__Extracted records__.
• • • •

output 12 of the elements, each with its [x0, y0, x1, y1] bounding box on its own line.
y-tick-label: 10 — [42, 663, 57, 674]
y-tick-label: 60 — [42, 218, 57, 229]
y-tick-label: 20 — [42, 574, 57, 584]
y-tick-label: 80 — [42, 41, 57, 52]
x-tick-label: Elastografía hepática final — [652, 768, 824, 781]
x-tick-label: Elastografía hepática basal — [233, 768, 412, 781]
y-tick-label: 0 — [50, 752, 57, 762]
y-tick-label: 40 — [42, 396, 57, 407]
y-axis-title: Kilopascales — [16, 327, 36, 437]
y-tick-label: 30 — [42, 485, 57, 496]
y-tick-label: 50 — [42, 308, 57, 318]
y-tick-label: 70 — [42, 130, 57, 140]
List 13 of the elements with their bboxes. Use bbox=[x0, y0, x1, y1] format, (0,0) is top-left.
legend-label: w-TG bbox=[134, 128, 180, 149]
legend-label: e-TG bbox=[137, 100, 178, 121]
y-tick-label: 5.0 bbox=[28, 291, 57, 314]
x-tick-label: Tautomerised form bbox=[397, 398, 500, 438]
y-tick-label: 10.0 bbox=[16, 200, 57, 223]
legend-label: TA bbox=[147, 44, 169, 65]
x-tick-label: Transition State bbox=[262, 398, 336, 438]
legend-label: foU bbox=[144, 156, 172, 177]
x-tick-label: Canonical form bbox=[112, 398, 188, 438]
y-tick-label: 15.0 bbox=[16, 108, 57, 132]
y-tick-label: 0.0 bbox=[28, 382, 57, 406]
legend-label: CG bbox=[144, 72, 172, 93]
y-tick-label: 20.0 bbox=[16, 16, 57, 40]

• • • •

__THE REQUEST__. Rewrite each item above, putting "labels" in place of "elements" and leaving everything else unchanged.

__TASK OUTPUT__.
output 12 of the labels, each with its [x0, y0, x1, y1] bounding box on its own line.
y-tick-label: 10 — [42, 663, 57, 674]
y-tick-label: 60 — [42, 218, 57, 229]
y-tick-label: 20 — [42, 574, 57, 584]
y-tick-label: 80 — [42, 41, 57, 52]
x-tick-label: Elastografía hepática final — [652, 768, 824, 781]
x-tick-label: Elastografía hepática basal — [233, 768, 412, 781]
y-tick-label: 0 — [50, 752, 57, 762]
y-tick-label: 40 — [42, 396, 57, 407]
y-axis-title: Kilopascales — [16, 327, 36, 437]
y-tick-label: 30 — [42, 485, 57, 496]
y-tick-label: 50 — [42, 308, 57, 318]
y-tick-label: 70 — [42, 130, 57, 140]
List 13 of the labels with their bboxes. Use bbox=[x0, y0, x1, y1] format, (0,0) is top-left.
legend-label: w-TG bbox=[134, 128, 180, 149]
legend-label: e-TG bbox=[137, 100, 178, 121]
y-tick-label: 5.0 bbox=[28, 291, 57, 314]
x-tick-label: Tautomerised form bbox=[397, 398, 500, 438]
y-tick-label: 10.0 bbox=[16, 200, 57, 223]
legend-label: TA bbox=[147, 44, 169, 65]
x-tick-label: Transition State bbox=[262, 398, 336, 438]
legend-label: foU bbox=[144, 156, 172, 177]
x-tick-label: Canonical form bbox=[112, 398, 188, 438]
y-tick-label: 15.0 bbox=[16, 108, 57, 132]
y-tick-label: 0.0 bbox=[28, 382, 57, 406]
legend-label: CG bbox=[144, 72, 172, 93]
y-tick-label: 20.0 bbox=[16, 16, 57, 40]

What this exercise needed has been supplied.